[Dataset entries]

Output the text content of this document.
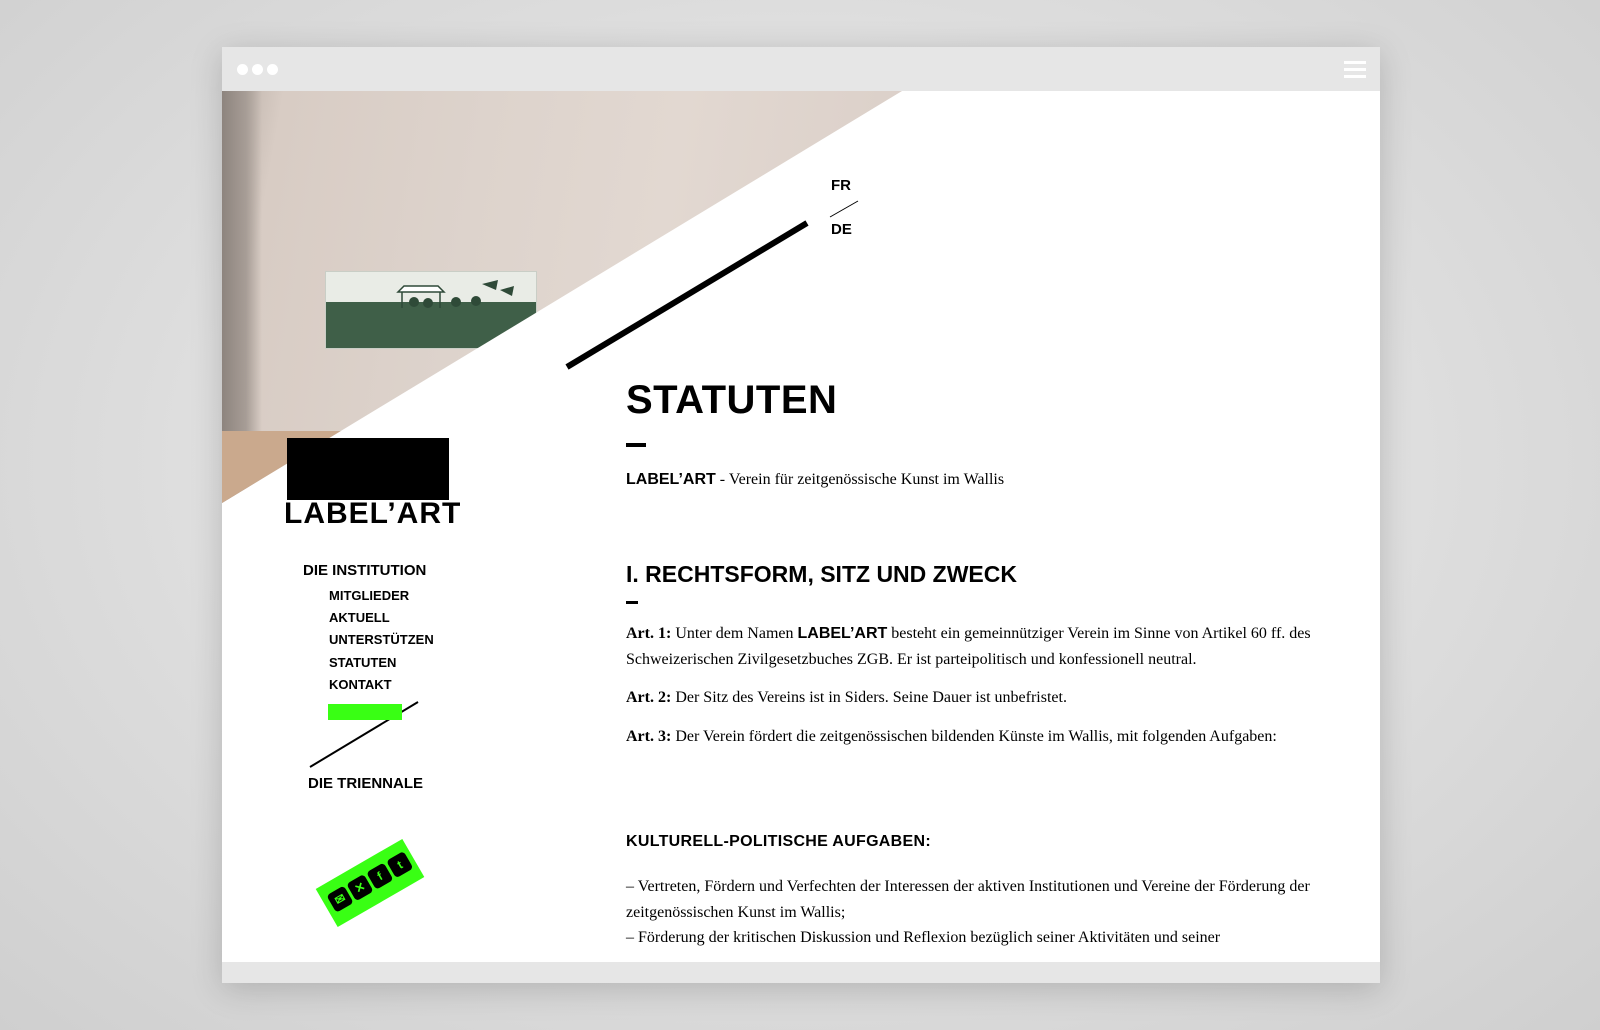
FR
DE
LABEL’ART
DIE INSTITUTION
MITGLIEDER
AKTUELL
UNTERSTÜTZEN
STATUTEN
KONTAKT
DIE TRIENNALE
✉
✕
f
t
STATUTEN
LABEL’ART - Verein für zeitgenössische Kunst im Wallis
I. RECHTSFORM, SITZ UND ZWECK
Art. 1: Unter dem Namen LABEL’ART besteht ein gemeinnütziger Verein im Sinne von Artikel 60 ff. des Schweizerischen Zivilgesetzbuches ZGB. Er ist parteipolitisch und konfessionell neutral.
Art. 2: Der Sitz des Vereins ist in Siders. Seine Dauer ist unbefristet.
Art. 3: Der Verein fördert die zeitgenössischen bildenden Künste im Wallis, mit folgenden Aufgaben:
KULTURELL-POLITISCHE AUFGABEN:
– Vertreten, Fördern und Verfechten der Interessen der aktiven Institutionen und Vereine der Förderung der zeitgenössischen Kunst im Wallis;
– Förderung der kritischen Diskussion und Reflexion bezüglich seiner Aktivitäten und seiner
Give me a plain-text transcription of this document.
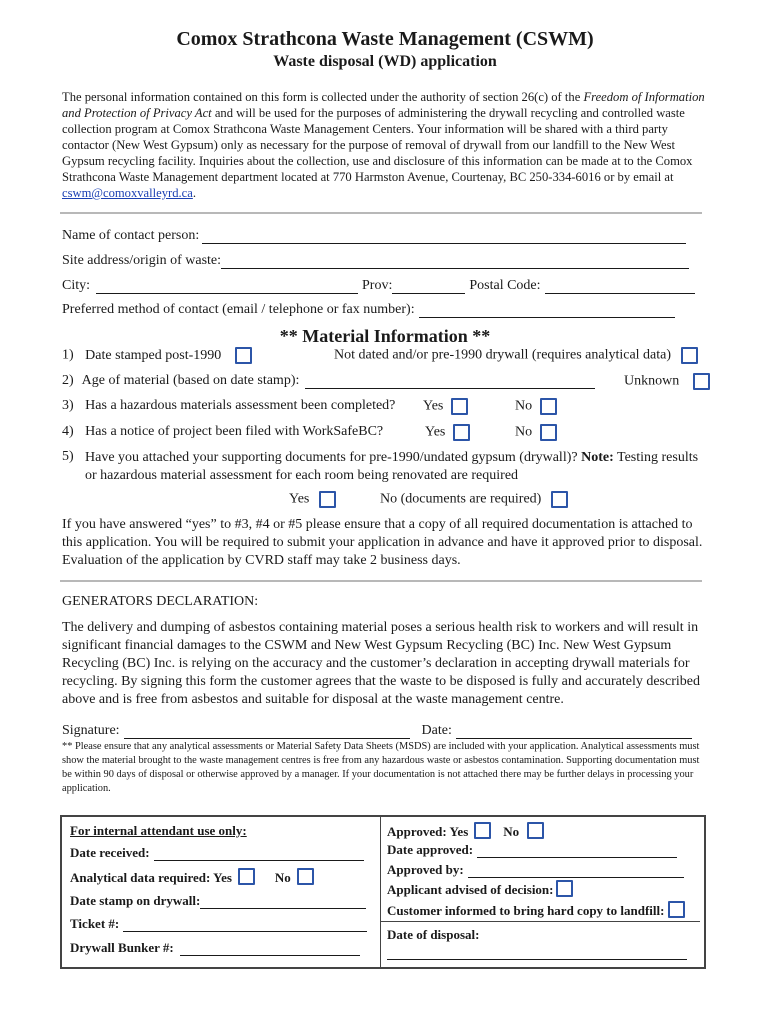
Comox Strathcona Waste Management (CSWM)
Waste disposal (WD) application
The personal information contained on this form is collected under the authority of section 26(c) of the Freedom of Information and Protection of Privacy Act and will be used for the purposes of administering the drywall recycling and controlled waste collection program at Comox Strathcona Waste Management Centers. Your information will be shared with a third party contactor (New West Gypsum) only as necessary for the purpose of removal of drywall from our landfill to the New West Gypsum recycling facility. Inquiries about the collection, use and disclosure of this information can be made at to the Comox Strathcona Waste Management department located at 770 Harmston Avenue, Courtenay, BC 250-334-6016 or by email at cswm@comoxvalleyrd.ca.
Name of contact person:
Site address/origin of waste:
City:	Prov:	Postal Code:
Preferred method of contact (email / telephone or fax number):
** Material Information **
1) Date stamped post-1990	Not dated and/or pre-1990 drywall (requires analytical data)
2) Age of material (based on date stamp):	Unknown
3) Has a hazardous materials assessment been completed? Yes	No
4) Has a notice of project been filed with WorkSafeBC?	Yes	No
5) Have you attached your supporting documents for pre-1990/undated gypsum (drywall)? Note: Testing results or hazardous material assessment for each room being renovated are required
Yes	No (documents are required)
If you have answered “yes” to #3, #4 or #5 please ensure that a copy of all required documentation is attached to this application. You will be required to submit your application in advance and have it approved prior to disposal. Evaluation of the application by CVRD staff may take 2 business days.
GENERATORS DECLARATION:
The delivery and dumping of asbestos containing material poses a serious health risk to workers and will result in significant financial damages to the CSWM and New West Gypsum Recycling (BC) Inc. New West Gypsum Recycling (BC) Inc. is relying on the accuracy and the customer’s declaration in accepting drywall materials for recycling. By signing this form the customer agrees that the waste to be disposed is fully and accurately described above and is free from asbestos and suitable for disposal at the waste management centre.
Signature:	Date:
** Please ensure that any analytical assessments or Material Safety Data Sheets (MSDS) are included with your application. Analytical assessments must show the material brought to the waste management centres is free from any hazardous waste or asbestos contamination. Supporting documentation must be within 90 days of disposal or otherwise approved by a manager. If your documentation is not attached there may be further delays in processing your application.
For internal attendant use only:
Date received:
Analytical data required: Yes	No
Date stamp on drywall:
Ticket #:
Drywall Bunker #:
Approved: Yes	No
Date approved:
Approved by:
Applicant advised of decision:
Customer informed to bring hard copy to landfill:
Date of disposal:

▶ _Written instruction_
Leave out all images, then reproduce the entries above exactly.

▶ _Solution to this task_
Output the text content of this document.
FR
DE
LABEL’ART
DIE INSTITUTION
MITGLIEDER
AKTUELL
UNTERSTÜTZEN
STATUTEN
KONTAKT
DIE TRIENNALE
✉
✕
f
t
STATUTEN
LABEL’ART - Verein für zeitgenössische Kunst im Wallis
I. RECHTSFORM, SITZ UND ZWECK
Art. 1: Unter dem Namen LABEL’ART besteht ein gemeinnütziger Verein im Sinne von Artikel 60 ff. des Schweizerischen Zivilgesetzbuches ZGB. Er ist parteipolitisch und konfessionell neutral.
Art. 2: Der Sitz des Vereins ist in Siders. Seine Dauer ist unbefristet.
Art. 3: Der Verein fördert die zeitgenössischen bildenden Künste im Wallis, mit folgenden Aufgaben:
KULTURELL-POLITISCHE AUFGABEN:
– Vertreten, Fördern und Verfechten der Interessen der aktiven Institutionen und Vereine der Förderung der zeitgenössischen Kunst im Wallis;
– Förderung der kritischen Diskussion und Reflexion bezüglich seiner Aktivitäten und seiner
Give me a plain-text transcription of this document.
Comox Strathcona Waste Management (CSWM)
Waste disposal (WD) application
The personal information contained on this form is collected under the authority of section 26(c) of the Freedom of Information and Protection of Privacy Act and will be used for the purposes of administering the drywall recycling and controlled waste collection program at Comox Strathcona Waste Management Centers. Your information will be shared with a third party contactor (New West Gypsum) only as necessary for the purpose of removal of drywall from our landfill to the New West Gypsum recycling facility. Inquiries about the collection, use and disclosure of this information can be made at to the Comox Strathcona Waste Management department located at 770 Harmston Avenue, Courtenay, BC 250-334-6016 or by email at cswm@comoxvalleyrd.ca.
Name of contact person:
Site address/origin of waste:
City:	Prov:	Postal Code:
Preferred method of contact (email / telephone or fax number):
** Material Information **
1) Date stamped post-1990	Not dated and/or pre-1990 drywall (requires analytical data)
2) Age of material (based on date stamp):	Unknown
3) Has a hazardous materials assessment been completed? Yes	No
4) Has a notice of project been filed with WorkSafeBC?	Yes	No
5) Have you attached your supporting documents for pre-1990/undated gypsum (drywall)? Note: Testing results or hazardous material assessment for each room being renovated are required
Yes	No (documents are required)
If you have answered “yes” to #3, #4 or #5 please ensure that a copy of all required documentation is attached to this application. You will be required to submit your application in advance and have it approved prior to disposal. Evaluation of the application by CVRD staff may take 2 business days.
GENERATORS DECLARATION:
The delivery and dumping of asbestos containing material poses a serious health risk to workers and will result in significant financial damages to the CSWM and New West Gypsum Recycling (BC) Inc. New West Gypsum Recycling (BC) Inc. is relying on the accuracy and the customer’s declaration in accepting drywall materials for recycling. By signing this form the customer agrees that the waste to be disposed is fully and accurately described above and is free from asbestos and suitable for disposal at the waste management centre.
Signature:	Date:
** Please ensure that any analytical assessments or Material Safety Data Sheets (MSDS) are included with your application. Analytical assessments must show the material brought to the waste management centres is free from any hazardous waste or asbestos contamination. Supporting documentation must be within 90 days of disposal or otherwise approved by a manager. If your documentation is not attached there may be further delays in processing your application.
For internal attendant use only:
Date received:
Analytical data required: Yes	No
Date stamp on drywall:
Ticket #:
Drywall Bunker #:
Approved: Yes	No
Date approved:
Approved by:
Applicant advised of decision:
Customer informed to bring hard copy to landfill:
Date of disposal:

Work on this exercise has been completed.